* START PROVIDED ENTRIES *

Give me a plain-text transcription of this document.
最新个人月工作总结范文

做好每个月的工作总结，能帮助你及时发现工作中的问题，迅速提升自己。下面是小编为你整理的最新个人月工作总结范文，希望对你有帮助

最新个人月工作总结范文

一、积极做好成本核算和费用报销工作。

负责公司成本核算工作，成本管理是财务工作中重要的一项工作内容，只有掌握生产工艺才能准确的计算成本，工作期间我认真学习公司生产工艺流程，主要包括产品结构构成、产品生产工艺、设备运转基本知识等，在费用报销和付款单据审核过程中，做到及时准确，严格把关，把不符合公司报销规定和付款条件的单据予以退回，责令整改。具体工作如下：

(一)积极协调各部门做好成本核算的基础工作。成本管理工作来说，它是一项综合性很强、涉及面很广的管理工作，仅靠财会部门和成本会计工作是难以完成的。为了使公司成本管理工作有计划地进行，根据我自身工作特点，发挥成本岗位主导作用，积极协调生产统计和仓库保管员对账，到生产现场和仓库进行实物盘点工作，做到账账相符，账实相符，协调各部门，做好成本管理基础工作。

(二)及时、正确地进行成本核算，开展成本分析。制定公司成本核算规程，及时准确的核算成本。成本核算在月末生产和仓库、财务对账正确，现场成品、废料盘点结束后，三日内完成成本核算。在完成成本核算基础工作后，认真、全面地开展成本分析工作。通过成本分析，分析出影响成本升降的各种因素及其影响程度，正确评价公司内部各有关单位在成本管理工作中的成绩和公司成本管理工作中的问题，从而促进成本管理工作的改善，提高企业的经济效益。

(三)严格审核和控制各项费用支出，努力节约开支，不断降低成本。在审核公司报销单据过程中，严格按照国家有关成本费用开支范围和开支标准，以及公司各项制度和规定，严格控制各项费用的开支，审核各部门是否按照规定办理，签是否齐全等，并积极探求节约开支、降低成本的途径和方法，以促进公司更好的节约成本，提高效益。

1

* END PROVIDED ENTRIES *

→ REQUIRED WORK: Transcribe the material exactly as it reads.

→ WRITTEN SOLUTION:
Give me a plain-text transcription of this document.
最新个人月工作总结范文

做好每个月的工作总结，能帮助你及时发现工作中的问题，迅速提升自己。下面是小编为你整理的最新个人月工作总结范文，希望对你有帮助

最新个人月工作总结范文

一、积极做好成本核算和费用报销工作。

负责公司成本核算工作，成本管理是财务工作中重要的一项工作内容，只有掌握生产工艺才能准确的计算成本，工作期间我认真学习公司生产工艺流程，主要包括产品结构构成、产品生产工艺、设备运转基本知识等，在费用报销和付款单据审核过程中，做到及时准确，严格把关，把不符合公司报销规定和付款条件的单据予以退回，责令整改。具体工作如下：

(一)积极协调各部门做好成本核算的基础工作。成本管理工作来说，它是一项综合性很强、涉及面很广的管理工作，仅靠财会部门和成本会计工作是难以完成的。为了使公司成本管理工作有计划地进行，根据我自身工作特点，发挥成本岗位主导作用，积极协调生产统计和仓库保管员对账，到生产现场和仓库进行实物盘点工作，做到账账相符，账实相符，协调各部门，做好成本管理基础工作。

(二)及时、正确地进行成本核算，开展成本分析。制定公司成本核算规程，及时准确的核算成本。成本核算在月末生产和仓库、财务对账正确，现场成品、废料盘点结束后，三日内完成成本核算。在完成成本核算基础工作后，认真、全面地开展成本分析工作。通过成本分析，分析出影响成本升降的各种因素及其影响程度，正确评价公司内部各有关单位在成本管理工作中的成绩和公司成本管理工作中的问题，从而促进成本管理工作的改善，提高企业的经济效益。

(三)严格审核和控制各项费用支出，努力节约开支，不断降低成本。在审核公司报销单据过程中，严格按照国家有关成本费用开支范围和开支标准，以及公司各项制度和规定，严格控制各项费用的开支，审核各部门是否按照规定办理，签是否齐全等，并积极探求节约开支、降低成本的途径和方法，以促进公司更好的节约成本，提高效益。

1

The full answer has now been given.